Wherever the word "subtitle" appears in the entries, copy the whole line.

Entries with figure data:
★ ★ ★ ★ ★
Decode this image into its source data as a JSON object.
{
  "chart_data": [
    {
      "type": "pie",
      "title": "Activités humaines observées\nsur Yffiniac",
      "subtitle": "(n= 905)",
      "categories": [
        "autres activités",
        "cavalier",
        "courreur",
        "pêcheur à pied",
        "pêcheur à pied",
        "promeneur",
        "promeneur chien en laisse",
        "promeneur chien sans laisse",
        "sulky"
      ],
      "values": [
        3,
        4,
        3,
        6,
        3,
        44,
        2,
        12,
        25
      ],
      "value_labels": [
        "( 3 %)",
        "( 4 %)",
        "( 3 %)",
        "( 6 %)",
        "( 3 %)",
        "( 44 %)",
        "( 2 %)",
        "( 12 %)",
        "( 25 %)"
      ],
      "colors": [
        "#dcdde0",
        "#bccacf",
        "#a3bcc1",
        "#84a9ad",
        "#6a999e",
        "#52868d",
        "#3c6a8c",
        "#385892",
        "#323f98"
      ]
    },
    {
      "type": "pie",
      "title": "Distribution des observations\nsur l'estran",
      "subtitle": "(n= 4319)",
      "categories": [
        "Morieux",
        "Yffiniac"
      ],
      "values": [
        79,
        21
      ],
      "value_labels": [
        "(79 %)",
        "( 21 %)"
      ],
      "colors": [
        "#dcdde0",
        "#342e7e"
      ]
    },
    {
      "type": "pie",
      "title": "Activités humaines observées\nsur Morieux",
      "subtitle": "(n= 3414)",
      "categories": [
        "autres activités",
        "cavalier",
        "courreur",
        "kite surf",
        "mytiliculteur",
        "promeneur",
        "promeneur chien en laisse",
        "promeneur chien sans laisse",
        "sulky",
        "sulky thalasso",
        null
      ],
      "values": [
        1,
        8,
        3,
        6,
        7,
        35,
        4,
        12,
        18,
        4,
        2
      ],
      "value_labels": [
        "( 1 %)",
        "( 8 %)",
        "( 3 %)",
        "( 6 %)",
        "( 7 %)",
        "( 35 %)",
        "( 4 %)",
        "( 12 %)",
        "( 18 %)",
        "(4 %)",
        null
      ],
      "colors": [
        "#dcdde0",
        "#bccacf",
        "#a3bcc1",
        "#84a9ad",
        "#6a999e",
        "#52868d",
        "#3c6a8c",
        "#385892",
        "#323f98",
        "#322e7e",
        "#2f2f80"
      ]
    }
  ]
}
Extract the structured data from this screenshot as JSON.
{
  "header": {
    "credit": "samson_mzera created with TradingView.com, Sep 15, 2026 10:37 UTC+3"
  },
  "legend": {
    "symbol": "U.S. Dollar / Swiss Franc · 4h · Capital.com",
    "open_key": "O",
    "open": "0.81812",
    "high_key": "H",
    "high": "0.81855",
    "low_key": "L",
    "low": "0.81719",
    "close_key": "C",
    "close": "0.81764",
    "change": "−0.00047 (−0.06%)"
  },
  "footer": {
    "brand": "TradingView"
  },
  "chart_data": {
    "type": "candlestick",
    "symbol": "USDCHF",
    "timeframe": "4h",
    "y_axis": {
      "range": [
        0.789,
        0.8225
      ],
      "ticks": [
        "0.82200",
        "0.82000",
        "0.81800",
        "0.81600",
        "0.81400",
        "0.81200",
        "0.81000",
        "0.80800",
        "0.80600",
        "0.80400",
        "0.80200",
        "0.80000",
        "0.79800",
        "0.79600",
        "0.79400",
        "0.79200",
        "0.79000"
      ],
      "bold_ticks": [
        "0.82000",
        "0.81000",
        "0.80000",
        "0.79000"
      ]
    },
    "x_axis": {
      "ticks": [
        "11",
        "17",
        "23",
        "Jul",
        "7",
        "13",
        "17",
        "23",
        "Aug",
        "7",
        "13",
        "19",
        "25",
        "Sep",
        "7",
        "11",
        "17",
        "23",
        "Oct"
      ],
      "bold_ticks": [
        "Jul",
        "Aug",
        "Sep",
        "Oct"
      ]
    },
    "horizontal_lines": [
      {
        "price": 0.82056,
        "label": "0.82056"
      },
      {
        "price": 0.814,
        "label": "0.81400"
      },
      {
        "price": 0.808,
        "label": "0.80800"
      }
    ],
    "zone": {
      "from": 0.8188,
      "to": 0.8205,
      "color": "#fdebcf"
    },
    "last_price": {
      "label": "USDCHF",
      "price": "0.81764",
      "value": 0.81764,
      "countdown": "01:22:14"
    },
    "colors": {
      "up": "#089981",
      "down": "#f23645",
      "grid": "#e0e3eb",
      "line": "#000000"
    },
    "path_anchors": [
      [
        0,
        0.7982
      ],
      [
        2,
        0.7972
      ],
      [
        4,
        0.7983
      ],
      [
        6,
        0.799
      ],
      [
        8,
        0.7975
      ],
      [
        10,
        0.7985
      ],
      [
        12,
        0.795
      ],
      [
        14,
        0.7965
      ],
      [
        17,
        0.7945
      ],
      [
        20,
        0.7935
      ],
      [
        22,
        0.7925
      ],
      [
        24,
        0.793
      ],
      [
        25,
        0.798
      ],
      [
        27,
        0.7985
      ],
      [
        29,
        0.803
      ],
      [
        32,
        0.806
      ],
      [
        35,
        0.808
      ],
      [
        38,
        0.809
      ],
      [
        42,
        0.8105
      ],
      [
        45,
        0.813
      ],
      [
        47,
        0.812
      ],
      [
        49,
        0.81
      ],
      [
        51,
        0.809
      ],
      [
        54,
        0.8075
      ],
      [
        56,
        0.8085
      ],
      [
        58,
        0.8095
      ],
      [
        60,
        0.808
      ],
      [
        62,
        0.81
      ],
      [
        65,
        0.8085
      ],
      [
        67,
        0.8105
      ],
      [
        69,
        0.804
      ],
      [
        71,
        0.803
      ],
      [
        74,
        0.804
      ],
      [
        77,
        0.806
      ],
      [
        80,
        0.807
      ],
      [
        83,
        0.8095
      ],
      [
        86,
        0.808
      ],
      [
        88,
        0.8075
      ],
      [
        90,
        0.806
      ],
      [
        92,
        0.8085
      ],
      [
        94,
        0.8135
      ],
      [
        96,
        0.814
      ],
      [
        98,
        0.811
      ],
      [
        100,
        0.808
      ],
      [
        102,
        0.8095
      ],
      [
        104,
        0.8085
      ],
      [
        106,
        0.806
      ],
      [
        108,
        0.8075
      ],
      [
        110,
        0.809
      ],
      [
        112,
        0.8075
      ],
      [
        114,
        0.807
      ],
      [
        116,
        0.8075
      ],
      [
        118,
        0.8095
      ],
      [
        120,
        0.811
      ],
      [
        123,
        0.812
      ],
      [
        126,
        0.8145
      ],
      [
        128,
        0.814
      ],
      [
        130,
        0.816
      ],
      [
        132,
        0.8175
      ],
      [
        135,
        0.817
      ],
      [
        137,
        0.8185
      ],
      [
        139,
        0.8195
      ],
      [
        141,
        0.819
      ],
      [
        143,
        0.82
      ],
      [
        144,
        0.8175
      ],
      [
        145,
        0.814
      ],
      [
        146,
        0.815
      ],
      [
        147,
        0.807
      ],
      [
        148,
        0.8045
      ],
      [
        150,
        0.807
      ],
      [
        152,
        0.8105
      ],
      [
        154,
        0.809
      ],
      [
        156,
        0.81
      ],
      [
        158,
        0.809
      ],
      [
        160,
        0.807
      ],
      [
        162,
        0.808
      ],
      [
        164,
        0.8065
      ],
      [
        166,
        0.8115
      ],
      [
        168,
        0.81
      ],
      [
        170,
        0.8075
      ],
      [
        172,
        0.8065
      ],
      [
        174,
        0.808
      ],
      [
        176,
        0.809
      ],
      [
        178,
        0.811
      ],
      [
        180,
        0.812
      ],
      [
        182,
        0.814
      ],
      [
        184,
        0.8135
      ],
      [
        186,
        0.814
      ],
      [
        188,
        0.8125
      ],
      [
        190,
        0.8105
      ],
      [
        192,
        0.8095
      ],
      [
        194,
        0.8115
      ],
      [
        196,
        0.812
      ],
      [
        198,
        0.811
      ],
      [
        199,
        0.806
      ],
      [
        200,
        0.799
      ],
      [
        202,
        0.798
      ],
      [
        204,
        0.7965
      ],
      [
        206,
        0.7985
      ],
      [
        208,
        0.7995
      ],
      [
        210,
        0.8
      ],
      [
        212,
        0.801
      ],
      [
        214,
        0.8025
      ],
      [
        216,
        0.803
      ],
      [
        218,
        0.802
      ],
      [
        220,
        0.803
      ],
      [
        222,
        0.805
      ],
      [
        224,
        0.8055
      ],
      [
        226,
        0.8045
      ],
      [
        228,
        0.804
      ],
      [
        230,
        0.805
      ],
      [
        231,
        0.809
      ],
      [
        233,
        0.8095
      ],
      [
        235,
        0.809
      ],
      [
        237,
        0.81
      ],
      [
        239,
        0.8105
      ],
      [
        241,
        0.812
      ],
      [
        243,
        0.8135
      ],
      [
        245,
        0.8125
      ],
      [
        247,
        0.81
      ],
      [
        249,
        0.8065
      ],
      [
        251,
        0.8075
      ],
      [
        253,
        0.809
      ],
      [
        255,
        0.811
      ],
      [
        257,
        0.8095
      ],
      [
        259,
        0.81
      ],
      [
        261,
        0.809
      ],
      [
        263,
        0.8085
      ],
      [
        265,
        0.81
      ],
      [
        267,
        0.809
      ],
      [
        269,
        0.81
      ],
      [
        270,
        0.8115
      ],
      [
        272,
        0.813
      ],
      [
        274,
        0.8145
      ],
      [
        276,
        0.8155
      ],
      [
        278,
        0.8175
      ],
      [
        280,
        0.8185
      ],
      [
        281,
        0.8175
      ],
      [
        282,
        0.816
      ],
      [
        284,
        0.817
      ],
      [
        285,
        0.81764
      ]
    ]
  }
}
★ ★ ★ ★ ★
**Exercise answer:**
      "subtitle": "(n= 905)",
      "subtitle": "(n= 4319)",
      "subtitle": "(n= 3414)",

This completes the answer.